::: SOURCE DOCUMENT

Toshiba has updated its line of vector engine microcontrollers (MCs) with improvements that it says will allow for more efficiency, better precision, and faster processing in motor applications.
The new TMPM375FSDMG vector engine embedded MC is part of the company's ARM Cortex-M3 core-based TX03 series lineup.
Steve Williams, a product manager in the automotive and mixed-signal controllers division of Toshiba America Electronic Components Inc.'s analog and imaging group, told us in an email that the line is targeted at the designers of control circuits for brushless DC and permanent magnet motors. "It introduces a very small SSOP30 package with flow-through pin layout, and adds an on-chip programmable-gain amplifier for conditioning the back-emf signal from the sense resistors."
The TMPM375FSDMG vector engine embedded microcontroller, is the latest member of Toshiba's ARM Cortex-M3 core-based TX03 series lineup. The company says it has updated the line with improvements that will allow for more efficiency, better precision, and faster processing in motor applications. (Source: Toshiba)
Specific applications of the MCs include home appliances (such as washing machines, air conditioners, and refrigerators), motors and pumps, vending machines, and ATMs.
Vector engine MCs are different from typical controllers in that they include a coprocessor that implements field-oriented motor control, or vector control. This can be implemented in software, but that requires "significant CPU processing time," Williams said.

::::::
::: SUPPLIED ENTRIES

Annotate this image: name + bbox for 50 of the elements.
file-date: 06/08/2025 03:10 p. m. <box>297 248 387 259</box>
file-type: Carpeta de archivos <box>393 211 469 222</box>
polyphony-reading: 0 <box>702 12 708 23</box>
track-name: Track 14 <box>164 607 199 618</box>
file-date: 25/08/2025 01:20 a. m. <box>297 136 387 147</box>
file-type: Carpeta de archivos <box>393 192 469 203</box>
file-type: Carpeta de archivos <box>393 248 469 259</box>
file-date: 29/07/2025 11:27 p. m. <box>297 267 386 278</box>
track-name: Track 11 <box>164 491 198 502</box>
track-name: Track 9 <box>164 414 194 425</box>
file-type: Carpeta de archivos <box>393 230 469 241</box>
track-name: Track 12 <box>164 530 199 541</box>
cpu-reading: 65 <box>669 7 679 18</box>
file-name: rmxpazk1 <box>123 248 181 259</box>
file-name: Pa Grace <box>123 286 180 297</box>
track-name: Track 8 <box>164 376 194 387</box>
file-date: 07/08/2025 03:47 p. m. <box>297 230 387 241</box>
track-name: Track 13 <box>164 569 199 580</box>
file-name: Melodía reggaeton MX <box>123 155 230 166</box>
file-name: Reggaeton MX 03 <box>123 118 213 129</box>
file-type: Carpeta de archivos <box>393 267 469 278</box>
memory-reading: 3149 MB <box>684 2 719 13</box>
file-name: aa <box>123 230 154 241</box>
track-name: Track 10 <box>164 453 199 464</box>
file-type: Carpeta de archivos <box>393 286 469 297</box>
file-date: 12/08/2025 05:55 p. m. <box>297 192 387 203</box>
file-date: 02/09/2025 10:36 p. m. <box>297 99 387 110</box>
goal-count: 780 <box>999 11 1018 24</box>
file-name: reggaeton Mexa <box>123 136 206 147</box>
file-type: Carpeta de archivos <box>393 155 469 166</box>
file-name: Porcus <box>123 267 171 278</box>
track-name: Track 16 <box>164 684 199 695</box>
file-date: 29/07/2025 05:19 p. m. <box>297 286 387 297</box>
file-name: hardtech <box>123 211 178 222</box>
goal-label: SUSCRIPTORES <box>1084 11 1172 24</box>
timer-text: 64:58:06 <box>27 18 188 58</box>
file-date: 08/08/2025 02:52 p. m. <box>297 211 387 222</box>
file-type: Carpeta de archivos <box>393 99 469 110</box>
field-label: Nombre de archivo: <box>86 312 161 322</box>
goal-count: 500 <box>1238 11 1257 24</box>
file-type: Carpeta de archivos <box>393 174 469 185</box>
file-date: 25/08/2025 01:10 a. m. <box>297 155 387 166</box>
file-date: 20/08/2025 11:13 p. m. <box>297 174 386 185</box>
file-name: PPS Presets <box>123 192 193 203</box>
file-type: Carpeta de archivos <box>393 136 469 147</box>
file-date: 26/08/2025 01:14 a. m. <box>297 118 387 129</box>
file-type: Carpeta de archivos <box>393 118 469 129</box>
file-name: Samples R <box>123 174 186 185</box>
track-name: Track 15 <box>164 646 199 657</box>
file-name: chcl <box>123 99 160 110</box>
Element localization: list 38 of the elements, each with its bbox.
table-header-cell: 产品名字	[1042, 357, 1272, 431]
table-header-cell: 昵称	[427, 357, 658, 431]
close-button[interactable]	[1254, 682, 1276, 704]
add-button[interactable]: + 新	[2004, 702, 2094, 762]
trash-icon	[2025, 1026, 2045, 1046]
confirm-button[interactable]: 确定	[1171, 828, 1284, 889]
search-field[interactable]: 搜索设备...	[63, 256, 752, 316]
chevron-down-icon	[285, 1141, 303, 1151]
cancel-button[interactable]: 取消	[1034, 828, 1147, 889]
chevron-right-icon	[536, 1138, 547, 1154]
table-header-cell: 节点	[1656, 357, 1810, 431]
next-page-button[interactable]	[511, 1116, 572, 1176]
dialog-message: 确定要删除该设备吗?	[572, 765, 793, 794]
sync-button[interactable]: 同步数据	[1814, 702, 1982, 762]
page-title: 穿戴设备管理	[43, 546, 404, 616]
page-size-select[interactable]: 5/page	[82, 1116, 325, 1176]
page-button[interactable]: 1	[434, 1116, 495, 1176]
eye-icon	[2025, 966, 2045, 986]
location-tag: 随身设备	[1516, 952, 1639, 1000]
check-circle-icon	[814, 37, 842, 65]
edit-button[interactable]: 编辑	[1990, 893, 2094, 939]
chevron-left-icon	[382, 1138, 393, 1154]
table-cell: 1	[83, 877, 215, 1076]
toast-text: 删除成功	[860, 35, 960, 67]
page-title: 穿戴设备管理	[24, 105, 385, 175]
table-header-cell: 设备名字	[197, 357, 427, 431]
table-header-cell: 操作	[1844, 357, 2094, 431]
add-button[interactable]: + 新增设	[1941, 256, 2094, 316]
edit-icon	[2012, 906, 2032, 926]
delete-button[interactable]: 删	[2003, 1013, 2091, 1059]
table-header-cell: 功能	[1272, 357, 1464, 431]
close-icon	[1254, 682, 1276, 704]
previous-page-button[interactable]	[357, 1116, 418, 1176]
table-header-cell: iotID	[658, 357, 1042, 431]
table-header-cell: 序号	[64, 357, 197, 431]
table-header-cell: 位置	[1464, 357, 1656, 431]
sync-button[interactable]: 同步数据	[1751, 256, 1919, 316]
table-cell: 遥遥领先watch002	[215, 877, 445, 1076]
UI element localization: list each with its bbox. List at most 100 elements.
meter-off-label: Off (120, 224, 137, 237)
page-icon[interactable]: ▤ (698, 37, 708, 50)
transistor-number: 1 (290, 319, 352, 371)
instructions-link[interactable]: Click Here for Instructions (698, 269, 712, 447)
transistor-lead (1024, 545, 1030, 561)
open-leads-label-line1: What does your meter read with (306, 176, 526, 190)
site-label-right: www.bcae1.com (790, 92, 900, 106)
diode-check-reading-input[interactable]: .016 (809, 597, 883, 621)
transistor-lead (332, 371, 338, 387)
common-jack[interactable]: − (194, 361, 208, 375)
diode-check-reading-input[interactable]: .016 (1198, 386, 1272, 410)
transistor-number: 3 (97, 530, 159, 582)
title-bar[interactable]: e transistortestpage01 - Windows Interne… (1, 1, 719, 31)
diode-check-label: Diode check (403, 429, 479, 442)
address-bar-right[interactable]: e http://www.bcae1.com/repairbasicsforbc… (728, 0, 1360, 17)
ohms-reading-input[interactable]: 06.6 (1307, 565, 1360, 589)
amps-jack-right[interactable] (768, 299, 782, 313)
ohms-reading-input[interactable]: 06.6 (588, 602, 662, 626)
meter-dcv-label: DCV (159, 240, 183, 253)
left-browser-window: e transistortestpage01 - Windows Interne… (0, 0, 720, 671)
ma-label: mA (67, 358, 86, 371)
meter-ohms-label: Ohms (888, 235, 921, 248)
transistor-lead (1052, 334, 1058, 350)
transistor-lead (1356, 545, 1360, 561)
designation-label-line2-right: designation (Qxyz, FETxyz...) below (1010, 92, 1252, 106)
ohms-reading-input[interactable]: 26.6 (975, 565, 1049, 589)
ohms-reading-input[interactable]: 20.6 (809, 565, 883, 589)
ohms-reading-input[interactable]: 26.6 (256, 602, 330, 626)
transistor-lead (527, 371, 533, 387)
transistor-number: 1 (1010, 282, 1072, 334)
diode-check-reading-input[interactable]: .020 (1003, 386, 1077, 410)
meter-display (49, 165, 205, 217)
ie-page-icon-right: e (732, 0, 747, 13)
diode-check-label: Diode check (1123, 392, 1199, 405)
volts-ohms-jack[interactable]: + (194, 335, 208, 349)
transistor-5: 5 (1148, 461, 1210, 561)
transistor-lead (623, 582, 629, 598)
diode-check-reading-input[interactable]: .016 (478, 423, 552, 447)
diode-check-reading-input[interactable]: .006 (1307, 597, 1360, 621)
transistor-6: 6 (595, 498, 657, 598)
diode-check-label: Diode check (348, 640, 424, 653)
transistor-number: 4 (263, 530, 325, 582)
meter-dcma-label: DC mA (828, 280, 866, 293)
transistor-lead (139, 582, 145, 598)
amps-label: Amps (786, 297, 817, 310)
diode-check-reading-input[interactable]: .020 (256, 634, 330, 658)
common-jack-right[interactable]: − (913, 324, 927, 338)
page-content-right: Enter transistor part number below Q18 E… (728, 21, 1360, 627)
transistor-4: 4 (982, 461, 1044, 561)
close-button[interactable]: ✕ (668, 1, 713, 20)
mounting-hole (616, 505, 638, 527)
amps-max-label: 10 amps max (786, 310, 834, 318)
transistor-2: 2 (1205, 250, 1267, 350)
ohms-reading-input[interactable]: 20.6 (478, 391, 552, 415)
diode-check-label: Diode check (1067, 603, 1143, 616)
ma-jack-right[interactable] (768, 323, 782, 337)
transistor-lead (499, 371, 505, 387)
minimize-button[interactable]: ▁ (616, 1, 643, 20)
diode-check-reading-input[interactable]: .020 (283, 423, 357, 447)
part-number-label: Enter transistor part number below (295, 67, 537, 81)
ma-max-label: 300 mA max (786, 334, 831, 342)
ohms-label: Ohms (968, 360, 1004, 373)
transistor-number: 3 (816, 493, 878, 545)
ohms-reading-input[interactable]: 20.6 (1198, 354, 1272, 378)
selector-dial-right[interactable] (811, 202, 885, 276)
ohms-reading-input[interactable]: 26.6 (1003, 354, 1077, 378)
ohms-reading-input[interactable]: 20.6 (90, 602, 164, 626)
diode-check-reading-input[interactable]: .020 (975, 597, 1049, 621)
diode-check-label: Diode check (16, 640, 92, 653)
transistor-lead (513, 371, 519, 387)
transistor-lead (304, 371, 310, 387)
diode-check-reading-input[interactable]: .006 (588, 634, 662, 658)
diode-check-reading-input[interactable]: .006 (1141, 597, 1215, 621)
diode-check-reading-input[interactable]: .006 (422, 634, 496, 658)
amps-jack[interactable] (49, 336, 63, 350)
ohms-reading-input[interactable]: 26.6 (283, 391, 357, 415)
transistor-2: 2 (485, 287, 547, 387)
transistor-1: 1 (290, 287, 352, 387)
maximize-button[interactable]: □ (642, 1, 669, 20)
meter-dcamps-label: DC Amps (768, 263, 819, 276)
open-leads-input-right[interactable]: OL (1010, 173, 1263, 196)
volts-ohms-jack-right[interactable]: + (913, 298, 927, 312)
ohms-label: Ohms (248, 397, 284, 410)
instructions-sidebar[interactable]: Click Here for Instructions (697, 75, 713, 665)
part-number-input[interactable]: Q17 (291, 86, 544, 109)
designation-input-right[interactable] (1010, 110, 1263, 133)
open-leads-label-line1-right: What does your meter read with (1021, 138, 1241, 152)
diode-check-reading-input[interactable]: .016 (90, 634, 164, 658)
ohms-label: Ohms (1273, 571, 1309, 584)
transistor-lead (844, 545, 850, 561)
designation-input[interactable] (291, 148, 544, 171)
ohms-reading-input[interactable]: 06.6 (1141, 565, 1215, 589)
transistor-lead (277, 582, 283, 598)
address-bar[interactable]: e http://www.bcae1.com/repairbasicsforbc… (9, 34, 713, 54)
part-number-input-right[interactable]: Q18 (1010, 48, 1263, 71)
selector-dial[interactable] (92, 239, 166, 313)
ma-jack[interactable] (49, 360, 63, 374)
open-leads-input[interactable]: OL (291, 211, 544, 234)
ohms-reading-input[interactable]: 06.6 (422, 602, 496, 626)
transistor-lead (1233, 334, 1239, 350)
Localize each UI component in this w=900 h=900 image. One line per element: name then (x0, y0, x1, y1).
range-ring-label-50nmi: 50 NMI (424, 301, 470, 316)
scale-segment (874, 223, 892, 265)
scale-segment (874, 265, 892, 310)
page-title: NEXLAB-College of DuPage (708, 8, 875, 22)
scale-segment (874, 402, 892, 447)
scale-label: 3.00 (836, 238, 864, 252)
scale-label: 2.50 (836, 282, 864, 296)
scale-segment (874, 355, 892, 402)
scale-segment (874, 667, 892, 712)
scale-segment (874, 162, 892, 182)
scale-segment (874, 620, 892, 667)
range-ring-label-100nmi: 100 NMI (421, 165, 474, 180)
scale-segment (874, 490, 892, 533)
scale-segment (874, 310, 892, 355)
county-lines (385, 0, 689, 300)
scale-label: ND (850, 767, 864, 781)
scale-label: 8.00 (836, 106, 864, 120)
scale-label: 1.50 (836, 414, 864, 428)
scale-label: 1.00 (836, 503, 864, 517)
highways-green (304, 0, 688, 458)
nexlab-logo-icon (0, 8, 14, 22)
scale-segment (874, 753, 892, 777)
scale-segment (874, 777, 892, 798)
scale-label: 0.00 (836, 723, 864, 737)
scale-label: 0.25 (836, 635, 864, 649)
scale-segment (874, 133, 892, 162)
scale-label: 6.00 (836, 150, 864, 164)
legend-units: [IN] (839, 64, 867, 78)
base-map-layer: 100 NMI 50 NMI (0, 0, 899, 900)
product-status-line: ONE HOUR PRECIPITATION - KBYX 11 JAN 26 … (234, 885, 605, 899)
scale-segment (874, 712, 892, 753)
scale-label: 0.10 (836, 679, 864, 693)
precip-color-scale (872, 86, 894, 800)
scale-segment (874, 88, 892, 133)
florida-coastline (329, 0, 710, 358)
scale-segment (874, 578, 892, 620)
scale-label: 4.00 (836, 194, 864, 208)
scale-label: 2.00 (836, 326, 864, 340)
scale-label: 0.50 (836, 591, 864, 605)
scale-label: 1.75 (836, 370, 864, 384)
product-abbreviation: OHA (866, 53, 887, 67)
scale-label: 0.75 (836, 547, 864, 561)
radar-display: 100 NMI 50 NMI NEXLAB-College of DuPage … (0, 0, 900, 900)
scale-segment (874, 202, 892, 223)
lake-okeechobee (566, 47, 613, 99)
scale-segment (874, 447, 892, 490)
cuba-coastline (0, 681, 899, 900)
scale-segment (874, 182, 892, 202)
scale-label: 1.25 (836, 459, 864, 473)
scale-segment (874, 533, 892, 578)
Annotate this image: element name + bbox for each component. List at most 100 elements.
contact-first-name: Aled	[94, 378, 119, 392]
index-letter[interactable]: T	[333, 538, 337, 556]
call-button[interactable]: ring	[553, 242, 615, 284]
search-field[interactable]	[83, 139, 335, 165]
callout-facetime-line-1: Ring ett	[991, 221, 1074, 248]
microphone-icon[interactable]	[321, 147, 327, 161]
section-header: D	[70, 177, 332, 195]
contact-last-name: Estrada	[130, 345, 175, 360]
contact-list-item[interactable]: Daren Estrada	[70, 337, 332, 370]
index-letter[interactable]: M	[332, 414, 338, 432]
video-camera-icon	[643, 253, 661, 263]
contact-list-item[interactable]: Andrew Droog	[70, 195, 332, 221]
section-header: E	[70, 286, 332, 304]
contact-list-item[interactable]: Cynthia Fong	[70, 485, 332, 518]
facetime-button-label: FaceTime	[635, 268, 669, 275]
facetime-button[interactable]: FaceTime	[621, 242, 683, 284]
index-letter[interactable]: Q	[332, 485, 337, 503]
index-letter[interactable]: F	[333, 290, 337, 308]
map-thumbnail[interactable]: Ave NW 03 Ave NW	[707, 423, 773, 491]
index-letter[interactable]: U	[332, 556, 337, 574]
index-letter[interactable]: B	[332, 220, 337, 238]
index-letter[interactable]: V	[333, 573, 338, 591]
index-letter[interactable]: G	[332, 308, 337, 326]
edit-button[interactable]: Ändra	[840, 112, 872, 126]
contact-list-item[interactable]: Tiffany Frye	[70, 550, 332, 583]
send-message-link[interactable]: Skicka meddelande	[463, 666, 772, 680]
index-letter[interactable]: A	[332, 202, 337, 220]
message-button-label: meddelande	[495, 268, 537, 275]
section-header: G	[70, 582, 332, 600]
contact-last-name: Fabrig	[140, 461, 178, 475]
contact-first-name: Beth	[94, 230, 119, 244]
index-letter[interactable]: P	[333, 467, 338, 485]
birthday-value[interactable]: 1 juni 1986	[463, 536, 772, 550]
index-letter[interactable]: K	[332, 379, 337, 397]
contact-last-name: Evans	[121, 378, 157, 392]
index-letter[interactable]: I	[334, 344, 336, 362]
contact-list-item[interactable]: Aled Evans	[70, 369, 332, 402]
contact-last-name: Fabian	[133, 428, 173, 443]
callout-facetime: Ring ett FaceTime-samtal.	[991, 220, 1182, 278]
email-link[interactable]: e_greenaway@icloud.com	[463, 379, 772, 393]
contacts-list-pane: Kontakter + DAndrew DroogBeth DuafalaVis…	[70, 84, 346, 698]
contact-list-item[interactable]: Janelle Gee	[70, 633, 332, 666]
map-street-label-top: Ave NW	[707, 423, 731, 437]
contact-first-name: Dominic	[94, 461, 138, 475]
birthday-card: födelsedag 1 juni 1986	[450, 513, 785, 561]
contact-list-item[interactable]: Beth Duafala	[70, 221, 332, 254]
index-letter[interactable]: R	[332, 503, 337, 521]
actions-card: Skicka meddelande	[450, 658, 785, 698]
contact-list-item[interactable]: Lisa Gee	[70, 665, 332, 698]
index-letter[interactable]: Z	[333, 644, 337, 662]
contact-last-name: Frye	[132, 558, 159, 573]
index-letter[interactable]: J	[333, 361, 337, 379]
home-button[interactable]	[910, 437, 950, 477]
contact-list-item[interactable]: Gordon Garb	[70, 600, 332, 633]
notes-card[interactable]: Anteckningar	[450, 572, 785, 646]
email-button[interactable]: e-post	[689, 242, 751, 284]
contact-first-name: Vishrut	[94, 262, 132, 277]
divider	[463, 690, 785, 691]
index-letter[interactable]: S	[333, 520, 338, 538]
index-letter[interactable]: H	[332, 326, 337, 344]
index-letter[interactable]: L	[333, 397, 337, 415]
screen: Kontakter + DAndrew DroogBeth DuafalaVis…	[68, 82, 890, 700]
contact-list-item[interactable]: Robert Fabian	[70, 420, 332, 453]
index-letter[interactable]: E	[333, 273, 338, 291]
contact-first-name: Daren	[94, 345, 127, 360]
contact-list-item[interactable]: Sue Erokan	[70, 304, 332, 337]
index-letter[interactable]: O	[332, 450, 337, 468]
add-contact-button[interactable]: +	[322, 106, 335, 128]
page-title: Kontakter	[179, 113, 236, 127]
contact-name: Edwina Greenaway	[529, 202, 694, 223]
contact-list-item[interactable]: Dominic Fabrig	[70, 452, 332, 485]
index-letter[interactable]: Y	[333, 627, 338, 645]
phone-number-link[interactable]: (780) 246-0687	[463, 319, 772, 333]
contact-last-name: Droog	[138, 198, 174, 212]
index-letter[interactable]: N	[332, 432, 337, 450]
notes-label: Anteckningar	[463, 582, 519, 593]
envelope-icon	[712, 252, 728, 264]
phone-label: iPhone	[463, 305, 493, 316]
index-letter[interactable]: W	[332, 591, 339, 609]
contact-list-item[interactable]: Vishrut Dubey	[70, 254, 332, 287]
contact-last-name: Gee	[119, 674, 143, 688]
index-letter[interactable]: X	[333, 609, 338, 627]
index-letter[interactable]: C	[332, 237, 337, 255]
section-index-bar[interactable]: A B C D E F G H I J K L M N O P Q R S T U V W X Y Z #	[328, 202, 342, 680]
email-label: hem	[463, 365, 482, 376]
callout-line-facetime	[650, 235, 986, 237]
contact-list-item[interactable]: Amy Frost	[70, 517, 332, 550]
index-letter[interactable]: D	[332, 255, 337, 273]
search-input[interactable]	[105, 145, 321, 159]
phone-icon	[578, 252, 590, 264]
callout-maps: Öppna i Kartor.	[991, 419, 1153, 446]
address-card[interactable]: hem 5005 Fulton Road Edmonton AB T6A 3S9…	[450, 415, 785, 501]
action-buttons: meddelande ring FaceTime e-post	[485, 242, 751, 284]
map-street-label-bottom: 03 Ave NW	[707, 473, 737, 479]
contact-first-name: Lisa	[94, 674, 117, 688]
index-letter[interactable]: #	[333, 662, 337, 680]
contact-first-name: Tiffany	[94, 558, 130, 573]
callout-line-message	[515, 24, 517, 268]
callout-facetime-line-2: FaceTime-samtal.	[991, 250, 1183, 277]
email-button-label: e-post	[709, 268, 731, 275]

::::::

[WHAT TO WORK ON]
- A) Reproduce the entries verbatim from their first line through the line containing "file-date: 25/08/2025 01:20", including both ends.
- B) Extend the article on Toshiba's vector engine microcontrollers from the point where it stops.

[OUTPUTS BY TASK]
- A)
Annotate this image: name + bbox for 50 of the elements.
file-date: 06/08/2025 03:10 p. m. <box>297 248 387 259</box>
file-type: Carpeta de archivos <box>393 211 469 222</box>
polyphony-reading: 0 <box>702 12 708 23</box>
track-name: Track 14 <box>164 607 199 618</box>
file-date: 25/08/2025 01:20 a. m. <box>297 136 387 147</box>

- B)
In motor control, as in most feedback control circuits, the time it takes to process the inputs and calculate the control outputs is what limits the control loop iteration speed. The faster you can iterate the control loop, the finer control you have over the system. For a motor, this translates to more efficiency. So the vector engine hardware approach reduces the control loop processing time compared with a purely software approach, enabling higher efficiency and smoother control.
He also explained some of the enhancements to the line.
The M375 includes additional math units for trigonometric calculations and offers inverse Park as well as space vector modulation for the output control. Cost is also a performance metric, and M375 reduces cost in board area by simplifying board layout and trace area, and also by integrating the programmable-gain amp used to process the input signal from the sense resistors.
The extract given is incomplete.